The southpaw Ortiz is reportedly looking good in his training and is in great shape. If Ortiz can get back to the level he was at in 2014, he could beat Wilder. However, it’s also possible that even if Ortiz, 6’4”, could find the fountain of youth to rejuvenate himself, he’ll still end up getting knocked out by Wilder. Ortiz struggled during his amateur career when he was pushed to fight at a fast pace. He would tire and lose when he to fight hard. Wilder is going to push Ortiz to fight at his best on Saturday. Boxing is a young man’s sport, and Ortiz

“It’s going to be an explosive event,” Deontay Wilder said to ESPN’s First Take. “I can’t wait to get in the ring with this guy, because Ortiz is one of those fighters with a Cuban background with over 300 amateur fights and a lot of guys have avoided him. Even champions have avoided him. So I’m doing the champions a favor now by taking out the trash,” Deontay said.

Ortiz is one of those fighters that can look great at times, and then labor. In Ortiz’s best wins of his career against Bryant Jennings and Tony Thompson, he looked average until turning it to get a stoppage. Those weren’t fast knockouts for Ortiz. It took him 6 rounds to dispatch Thompson and 7 rounds to TKO Jennings. Ortiz isn’t a fast starter, and that might be bad news for him. He’s going to need to be a faster starter against Wilder. Ortiz might be shelled into oblivion by Wilder if he starts out slowly.

”I took the opportunity to say I want to pull this card and I want to fight him,” Wilder said. ”If people had said he’s the best, then I want to fight him, because I always said I’m the best. I always say I’m the best fighter. I always say I am the kind of the heavyweight division, the baddest man on the planet. Thu far, I haven’t got full credit, so if this is the step I have to take, if Ortiz is the man I must defeat and knockout to get my due respect and credit to the world, then I want him,” Wilder said.

Ortiz is or was one of the best heavyweights in the division. You could say that 2 years ago when Ortiz was still looking good and fighting often. Ortiz hasn’t looked good in 2 years, and he’s not been active. At this point, you can argue that Wilder is 2 years too late in picking Ortiz as his opponent for Saturday. Ortiz reminded me of an old Larry Holmes in his last fight against Daniel Martz last December. When I say old Holmes, I mean when he was 45-years-old, losing to Oliver McCall and 48, getting beaten by Brian Nielsen. Ortiz looked that old and that bad in his last fight against Martz.

▶ _Exercise description_: From the Wilder–Ortiz article, reproduce the passage that opens with the words containing "Ortiz is one of those fighters that" and closes with "starts out slowly.".

▶ _Supplied data_:
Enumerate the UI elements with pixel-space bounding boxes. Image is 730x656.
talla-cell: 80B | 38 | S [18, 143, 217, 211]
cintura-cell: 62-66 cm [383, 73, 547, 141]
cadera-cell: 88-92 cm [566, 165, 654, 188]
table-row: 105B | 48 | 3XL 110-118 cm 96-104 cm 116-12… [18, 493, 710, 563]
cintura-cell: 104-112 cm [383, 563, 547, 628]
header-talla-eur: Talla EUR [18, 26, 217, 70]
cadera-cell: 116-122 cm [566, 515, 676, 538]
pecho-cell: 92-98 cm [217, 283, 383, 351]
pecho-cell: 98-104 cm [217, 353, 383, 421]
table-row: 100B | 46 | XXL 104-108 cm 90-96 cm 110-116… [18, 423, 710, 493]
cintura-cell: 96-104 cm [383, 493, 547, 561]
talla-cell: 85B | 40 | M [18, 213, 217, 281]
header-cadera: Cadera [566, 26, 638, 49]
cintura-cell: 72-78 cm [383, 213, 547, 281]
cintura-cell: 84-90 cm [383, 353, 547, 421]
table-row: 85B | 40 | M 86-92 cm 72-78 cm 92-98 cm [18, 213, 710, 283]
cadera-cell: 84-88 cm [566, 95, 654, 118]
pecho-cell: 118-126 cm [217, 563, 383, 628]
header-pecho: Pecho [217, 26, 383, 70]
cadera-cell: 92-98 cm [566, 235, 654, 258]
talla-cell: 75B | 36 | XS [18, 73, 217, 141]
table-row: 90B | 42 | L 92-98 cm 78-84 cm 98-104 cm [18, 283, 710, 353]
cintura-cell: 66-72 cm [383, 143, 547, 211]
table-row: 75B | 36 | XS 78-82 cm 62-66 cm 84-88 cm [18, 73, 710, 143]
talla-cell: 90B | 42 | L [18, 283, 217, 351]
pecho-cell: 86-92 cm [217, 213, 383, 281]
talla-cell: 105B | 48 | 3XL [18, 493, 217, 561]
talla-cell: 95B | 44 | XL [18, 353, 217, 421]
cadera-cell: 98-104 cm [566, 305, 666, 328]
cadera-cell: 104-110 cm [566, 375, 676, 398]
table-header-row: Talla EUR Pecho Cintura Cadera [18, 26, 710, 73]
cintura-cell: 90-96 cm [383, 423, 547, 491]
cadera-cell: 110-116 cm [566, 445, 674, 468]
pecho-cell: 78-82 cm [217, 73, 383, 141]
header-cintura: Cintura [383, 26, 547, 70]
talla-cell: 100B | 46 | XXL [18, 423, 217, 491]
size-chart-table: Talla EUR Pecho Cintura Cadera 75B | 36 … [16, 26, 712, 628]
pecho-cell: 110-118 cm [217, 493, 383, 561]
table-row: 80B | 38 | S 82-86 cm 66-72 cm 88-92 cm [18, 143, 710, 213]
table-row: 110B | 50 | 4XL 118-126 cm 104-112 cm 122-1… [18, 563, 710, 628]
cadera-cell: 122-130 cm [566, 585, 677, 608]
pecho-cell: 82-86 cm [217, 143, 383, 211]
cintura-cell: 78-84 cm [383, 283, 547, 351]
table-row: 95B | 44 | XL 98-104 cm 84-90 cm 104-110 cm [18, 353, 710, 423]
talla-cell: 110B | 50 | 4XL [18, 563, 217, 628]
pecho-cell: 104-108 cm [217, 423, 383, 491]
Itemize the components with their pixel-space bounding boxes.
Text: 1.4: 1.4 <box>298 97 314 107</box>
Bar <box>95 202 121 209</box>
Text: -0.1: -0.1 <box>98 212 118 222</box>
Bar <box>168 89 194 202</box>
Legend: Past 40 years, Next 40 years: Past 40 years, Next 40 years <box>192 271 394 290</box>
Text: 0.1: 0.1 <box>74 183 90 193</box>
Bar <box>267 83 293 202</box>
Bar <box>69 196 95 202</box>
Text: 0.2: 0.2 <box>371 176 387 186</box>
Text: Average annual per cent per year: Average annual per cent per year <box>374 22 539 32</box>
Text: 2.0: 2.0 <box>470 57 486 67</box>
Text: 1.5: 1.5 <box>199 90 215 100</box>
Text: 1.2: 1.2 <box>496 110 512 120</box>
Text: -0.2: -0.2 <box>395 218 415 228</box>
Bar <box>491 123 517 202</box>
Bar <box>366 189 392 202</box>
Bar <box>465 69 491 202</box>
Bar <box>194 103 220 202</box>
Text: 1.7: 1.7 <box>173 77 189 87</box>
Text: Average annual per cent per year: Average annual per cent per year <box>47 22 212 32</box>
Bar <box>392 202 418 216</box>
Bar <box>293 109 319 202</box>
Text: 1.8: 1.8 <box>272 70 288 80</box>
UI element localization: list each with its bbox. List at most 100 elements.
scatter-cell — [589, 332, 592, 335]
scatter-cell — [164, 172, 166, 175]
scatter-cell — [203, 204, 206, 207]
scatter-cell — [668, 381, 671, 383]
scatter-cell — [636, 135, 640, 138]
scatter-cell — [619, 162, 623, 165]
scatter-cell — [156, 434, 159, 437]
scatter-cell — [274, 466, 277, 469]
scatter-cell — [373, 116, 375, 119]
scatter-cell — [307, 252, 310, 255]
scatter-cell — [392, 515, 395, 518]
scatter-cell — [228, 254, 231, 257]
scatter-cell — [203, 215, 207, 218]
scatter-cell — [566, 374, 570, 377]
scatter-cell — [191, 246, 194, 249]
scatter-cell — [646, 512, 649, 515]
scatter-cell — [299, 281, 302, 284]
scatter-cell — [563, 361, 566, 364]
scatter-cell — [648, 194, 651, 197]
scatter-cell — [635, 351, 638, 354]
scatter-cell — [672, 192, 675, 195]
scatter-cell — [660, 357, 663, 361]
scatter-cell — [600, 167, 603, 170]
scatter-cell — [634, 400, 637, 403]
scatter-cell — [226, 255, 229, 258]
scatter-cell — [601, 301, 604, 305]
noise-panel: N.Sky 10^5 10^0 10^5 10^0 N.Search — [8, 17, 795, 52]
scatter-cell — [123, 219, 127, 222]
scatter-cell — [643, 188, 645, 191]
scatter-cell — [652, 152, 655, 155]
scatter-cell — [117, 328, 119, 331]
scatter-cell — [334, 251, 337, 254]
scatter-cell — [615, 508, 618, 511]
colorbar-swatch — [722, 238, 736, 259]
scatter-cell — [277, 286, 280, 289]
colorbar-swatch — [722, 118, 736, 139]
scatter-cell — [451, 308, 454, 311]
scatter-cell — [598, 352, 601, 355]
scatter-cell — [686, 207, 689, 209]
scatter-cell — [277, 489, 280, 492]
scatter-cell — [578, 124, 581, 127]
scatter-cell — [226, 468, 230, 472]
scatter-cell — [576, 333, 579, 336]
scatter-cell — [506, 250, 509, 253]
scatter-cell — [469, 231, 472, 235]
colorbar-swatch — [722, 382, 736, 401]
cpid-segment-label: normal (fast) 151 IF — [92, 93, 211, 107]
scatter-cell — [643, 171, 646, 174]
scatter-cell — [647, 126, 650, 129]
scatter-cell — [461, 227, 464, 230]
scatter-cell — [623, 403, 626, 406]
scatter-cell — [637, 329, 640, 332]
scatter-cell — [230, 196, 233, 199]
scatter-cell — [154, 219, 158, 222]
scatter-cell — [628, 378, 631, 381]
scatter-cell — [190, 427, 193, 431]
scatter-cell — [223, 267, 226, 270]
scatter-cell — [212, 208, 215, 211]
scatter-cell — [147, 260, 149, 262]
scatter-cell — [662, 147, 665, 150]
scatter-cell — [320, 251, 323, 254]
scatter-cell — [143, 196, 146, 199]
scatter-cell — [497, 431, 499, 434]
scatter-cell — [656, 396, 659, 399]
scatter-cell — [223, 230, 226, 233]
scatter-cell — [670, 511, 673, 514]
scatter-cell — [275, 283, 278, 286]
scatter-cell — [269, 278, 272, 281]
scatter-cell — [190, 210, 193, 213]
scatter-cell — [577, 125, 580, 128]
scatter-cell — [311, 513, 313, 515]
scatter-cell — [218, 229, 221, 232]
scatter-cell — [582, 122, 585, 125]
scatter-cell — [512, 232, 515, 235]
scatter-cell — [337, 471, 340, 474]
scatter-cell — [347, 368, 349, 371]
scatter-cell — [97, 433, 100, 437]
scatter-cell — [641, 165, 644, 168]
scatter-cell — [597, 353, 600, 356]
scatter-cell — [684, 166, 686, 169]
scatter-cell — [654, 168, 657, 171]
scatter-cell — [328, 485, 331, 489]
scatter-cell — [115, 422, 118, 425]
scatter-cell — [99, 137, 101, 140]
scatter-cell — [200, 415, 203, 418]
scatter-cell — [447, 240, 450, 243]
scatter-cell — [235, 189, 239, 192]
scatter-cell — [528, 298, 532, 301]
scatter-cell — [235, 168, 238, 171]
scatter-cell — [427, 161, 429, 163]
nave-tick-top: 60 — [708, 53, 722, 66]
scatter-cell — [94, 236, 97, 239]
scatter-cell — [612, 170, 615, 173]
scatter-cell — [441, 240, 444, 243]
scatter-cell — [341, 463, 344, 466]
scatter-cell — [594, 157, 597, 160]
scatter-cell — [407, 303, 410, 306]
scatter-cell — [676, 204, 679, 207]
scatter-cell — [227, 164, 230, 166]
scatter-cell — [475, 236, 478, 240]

▶ _Solution_:
Ortiz is one of those fighters that can look great at times, and then labor. In Ortiz’s best wins of his career against Bryant Jennings and Tony Thompson, he looked average until turning it to get a stoppage. Those weren’t fast knockouts for Ortiz. It took him 6 rounds to dispatch Thompson and 7 rounds to TKO Jennings. Ortiz isn’t a fast starter, and that might be bad news for him. He’s going to need to be a faster starter against Wilder. Ortiz might be shelled into oblivion by Wilder if he starts out slowly.